— begin —
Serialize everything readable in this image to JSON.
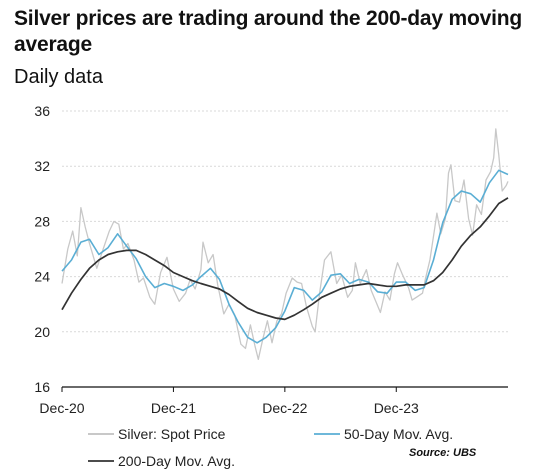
{
  "chart_data": {
    "type": "line",
    "title": "Silver prices are trading around the 200-day moving average",
    "subtitle": "Daily data",
    "xlabel": "",
    "ylabel": "",
    "ylim": [
      16,
      36
    ],
    "yticks": [
      16,
      20,
      24,
      28,
      32,
      36
    ],
    "x_range": [
      "2020-12-01",
      "2024-12-01"
    ],
    "x_ticks": [
      {
        "date": "2020-12-01",
        "label": "Dec-20"
      },
      {
        "date": "2021-12-01",
        "label": "Dec-21"
      },
      {
        "date": "2022-12-01",
        "label": "Dec-22"
      },
      {
        "date": "2023-12-01",
        "label": "Dec-23"
      }
    ],
    "grid": "horizontal",
    "legend_placement": "bottom",
    "source": "Source: UBS",
    "series": [
      {
        "name": "Silver: Spot Price",
        "color": "#c8c8c8",
        "points": [
          [
            "2020-12-01",
            23.5
          ],
          [
            "2020-12-20",
            26.0
          ],
          [
            "2021-01-05",
            27.3
          ],
          [
            "2021-01-20",
            25.5
          ],
          [
            "2021-02-01",
            29.0
          ],
          [
            "2021-02-15",
            27.6
          ],
          [
            "2021-03-01",
            26.4
          ],
          [
            "2021-03-25",
            24.6
          ],
          [
            "2021-04-15",
            26.0
          ],
          [
            "2021-05-05",
            27.3
          ],
          [
            "2021-05-20",
            28.0
          ],
          [
            "2021-06-05",
            27.8
          ],
          [
            "2021-06-20",
            26.0
          ],
          [
            "2021-07-05",
            26.4
          ],
          [
            "2021-07-25",
            25.2
          ],
          [
            "2021-08-10",
            23.6
          ],
          [
            "2021-08-25",
            23.9
          ],
          [
            "2021-09-15",
            22.5
          ],
          [
            "2021-10-01",
            22.0
          ],
          [
            "2021-10-20",
            24.3
          ],
          [
            "2021-11-10",
            25.4
          ],
          [
            "2021-12-01",
            23.1
          ],
          [
            "2021-12-20",
            22.2
          ],
          [
            "2022-01-10",
            22.8
          ],
          [
            "2022-01-25",
            23.8
          ],
          [
            "2022-02-10",
            23.1
          ],
          [
            "2022-03-01",
            24.5
          ],
          [
            "2022-03-08",
            26.5
          ],
          [
            "2022-03-25",
            25.0
          ],
          [
            "2022-04-10",
            25.6
          ],
          [
            "2022-04-25",
            23.4
          ],
          [
            "2022-05-15",
            21.3
          ],
          [
            "2022-06-01",
            22.0
          ],
          [
            "2022-06-20",
            21.2
          ],
          [
            "2022-07-10",
            19.1
          ],
          [
            "2022-07-25",
            18.8
          ],
          [
            "2022-08-10",
            20.5
          ],
          [
            "2022-08-25",
            19.0
          ],
          [
            "2022-09-05",
            18.0
          ],
          [
            "2022-09-20",
            19.5
          ],
          [
            "2022-10-05",
            20.8
          ],
          [
            "2022-10-20",
            19.2
          ],
          [
            "2022-11-05",
            20.8
          ],
          [
            "2022-11-20",
            21.3
          ],
          [
            "2022-12-05",
            22.8
          ],
          [
            "2022-12-25",
            23.9
          ],
          [
            "2023-01-10",
            23.6
          ],
          [
            "2023-01-25",
            23.5
          ],
          [
            "2023-02-10",
            21.8
          ],
          [
            "2023-03-01",
            20.4
          ],
          [
            "2023-03-10",
            20.0
          ],
          [
            "2023-03-25",
            22.8
          ],
          [
            "2023-04-10",
            25.2
          ],
          [
            "2023-05-01",
            25.8
          ],
          [
            "2023-05-20",
            23.5
          ],
          [
            "2023-06-05",
            24.1
          ],
          [
            "2023-06-25",
            22.5
          ],
          [
            "2023-07-10",
            23.0
          ],
          [
            "2023-07-20",
            25.0
          ],
          [
            "2023-08-05",
            23.5
          ],
          [
            "2023-08-25",
            24.5
          ],
          [
            "2023-09-10",
            23.0
          ],
          [
            "2023-09-25",
            22.2
          ],
          [
            "2023-10-10",
            21.4
          ],
          [
            "2023-10-25",
            22.9
          ],
          [
            "2023-11-10",
            22.3
          ],
          [
            "2023-11-25",
            24.2
          ],
          [
            "2023-12-05",
            25.0
          ],
          [
            "2023-12-20",
            24.2
          ],
          [
            "2024-01-10",
            23.2
          ],
          [
            "2024-01-22",
            22.3
          ],
          [
            "2024-02-05",
            22.5
          ],
          [
            "2024-02-25",
            22.8
          ],
          [
            "2024-03-05",
            23.8
          ],
          [
            "2024-03-20",
            25.2
          ],
          [
            "2024-04-05",
            27.5
          ],
          [
            "2024-04-12",
            28.6
          ],
          [
            "2024-04-25",
            27.1
          ],
          [
            "2024-05-10",
            28.2
          ],
          [
            "2024-05-20",
            31.5
          ],
          [
            "2024-05-28",
            32.1
          ],
          [
            "2024-06-10",
            29.5
          ],
          [
            "2024-06-25",
            29.4
          ],
          [
            "2024-07-10",
            31.0
          ],
          [
            "2024-07-25",
            28.2
          ],
          [
            "2024-08-07",
            27.0
          ],
          [
            "2024-08-20",
            29.2
          ],
          [
            "2024-09-05",
            28.5
          ],
          [
            "2024-09-20",
            31.0
          ],
          [
            "2024-10-05",
            31.6
          ],
          [
            "2024-10-15",
            32.6
          ],
          [
            "2024-10-22",
            34.7
          ],
          [
            "2024-11-01",
            32.8
          ],
          [
            "2024-11-12",
            30.2
          ],
          [
            "2024-11-25",
            30.6
          ],
          [
            "2024-12-01",
            30.9
          ]
        ]
      },
      {
        "name": "50-Day Mov. Avg.",
        "color": "#5aaed4",
        "points": [
          [
            "2020-12-01",
            24.4
          ],
          [
            "2021-01-01",
            25.2
          ],
          [
            "2021-02-01",
            26.5
          ],
          [
            "2021-03-01",
            26.7
          ],
          [
            "2021-04-01",
            25.6
          ],
          [
            "2021-05-01",
            26.1
          ],
          [
            "2021-06-01",
            27.1
          ],
          [
            "2021-07-01",
            26.2
          ],
          [
            "2021-08-01",
            25.3
          ],
          [
            "2021-09-01",
            24.0
          ],
          [
            "2021-10-01",
            23.2
          ],
          [
            "2021-11-01",
            23.5
          ],
          [
            "2021-12-01",
            23.3
          ],
          [
            "2022-01-01",
            23.0
          ],
          [
            "2022-02-01",
            23.4
          ],
          [
            "2022-03-01",
            24.0
          ],
          [
            "2022-04-01",
            24.6
          ],
          [
            "2022-05-01",
            23.8
          ],
          [
            "2022-06-01",
            22.0
          ],
          [
            "2022-07-01",
            20.7
          ],
          [
            "2022-08-01",
            19.6
          ],
          [
            "2022-09-01",
            19.2
          ],
          [
            "2022-10-01",
            19.6
          ],
          [
            "2022-11-01",
            20.3
          ],
          [
            "2022-12-01",
            21.5
          ],
          [
            "2023-01-01",
            23.2
          ],
          [
            "2023-02-01",
            23.0
          ],
          [
            "2023-03-01",
            22.3
          ],
          [
            "2023-04-01",
            22.9
          ],
          [
            "2023-05-01",
            24.1
          ],
          [
            "2023-06-01",
            24.2
          ],
          [
            "2023-07-01",
            23.5
          ],
          [
            "2023-08-01",
            23.8
          ],
          [
            "2023-09-01",
            23.6
          ],
          [
            "2023-10-01",
            22.9
          ],
          [
            "2023-11-01",
            22.8
          ],
          [
            "2023-12-01",
            23.6
          ],
          [
            "2024-01-01",
            23.6
          ],
          [
            "2024-02-01",
            23.0
          ],
          [
            "2024-03-01",
            23.2
          ],
          [
            "2024-04-01",
            25.2
          ],
          [
            "2024-05-01",
            27.9
          ],
          [
            "2024-06-01",
            29.6
          ],
          [
            "2024-07-01",
            30.2
          ],
          [
            "2024-08-01",
            30.0
          ],
          [
            "2024-09-01",
            29.4
          ],
          [
            "2024-10-01",
            30.8
          ],
          [
            "2024-11-01",
            31.7
          ],
          [
            "2024-12-01",
            31.4
          ]
        ]
      },
      {
        "name": "200-Day Mov. Avg.",
        "color": "#333333",
        "points": [
          [
            "2020-12-01",
            21.6
          ],
          [
            "2021-01-01",
            22.8
          ],
          [
            "2021-02-01",
            23.8
          ],
          [
            "2021-03-01",
            24.6
          ],
          [
            "2021-04-01",
            25.2
          ],
          [
            "2021-05-01",
            25.6
          ],
          [
            "2021-06-01",
            25.8
          ],
          [
            "2021-07-01",
            25.9
          ],
          [
            "2021-08-01",
            25.9
          ],
          [
            "2021-09-01",
            25.6
          ],
          [
            "2021-10-01",
            25.2
          ],
          [
            "2021-11-01",
            24.8
          ],
          [
            "2021-12-01",
            24.3
          ],
          [
            "2022-01-01",
            24.0
          ],
          [
            "2022-02-01",
            23.7
          ],
          [
            "2022-03-01",
            23.5
          ],
          [
            "2022-04-01",
            23.3
          ],
          [
            "2022-05-01",
            23.1
          ],
          [
            "2022-06-01",
            22.7
          ],
          [
            "2022-07-01",
            22.2
          ],
          [
            "2022-08-01",
            21.7
          ],
          [
            "2022-09-01",
            21.4
          ],
          [
            "2022-10-01",
            21.2
          ],
          [
            "2022-11-01",
            21.0
          ],
          [
            "2022-12-01",
            20.9
          ],
          [
            "2023-01-01",
            21.2
          ],
          [
            "2023-02-01",
            21.6
          ],
          [
            "2023-03-01",
            22.0
          ],
          [
            "2023-04-01",
            22.5
          ],
          [
            "2023-05-01",
            22.8
          ],
          [
            "2023-06-01",
            23.1
          ],
          [
            "2023-07-01",
            23.3
          ],
          [
            "2023-08-01",
            23.4
          ],
          [
            "2023-09-01",
            23.5
          ],
          [
            "2023-10-01",
            23.4
          ],
          [
            "2023-11-01",
            23.3
          ],
          [
            "2023-12-01",
            23.3
          ],
          [
            "2024-01-01",
            23.4
          ],
          [
            "2024-02-01",
            23.4
          ],
          [
            "2024-03-01",
            23.4
          ],
          [
            "2024-04-01",
            23.7
          ],
          [
            "2024-05-01",
            24.3
          ],
          [
            "2024-06-01",
            25.2
          ],
          [
            "2024-07-01",
            26.2
          ],
          [
            "2024-08-01",
            27.0
          ],
          [
            "2024-09-01",
            27.6
          ],
          [
            "2024-10-01",
            28.4
          ],
          [
            "2024-11-01",
            29.3
          ],
          [
            "2024-12-01",
            29.7
          ]
        ]
      }
    ]
  }
}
— end —
§ **To do**
Each line of the material above either contains the word "name" or does not; state how many do, and nothing else.

§ **Finished exercise**
3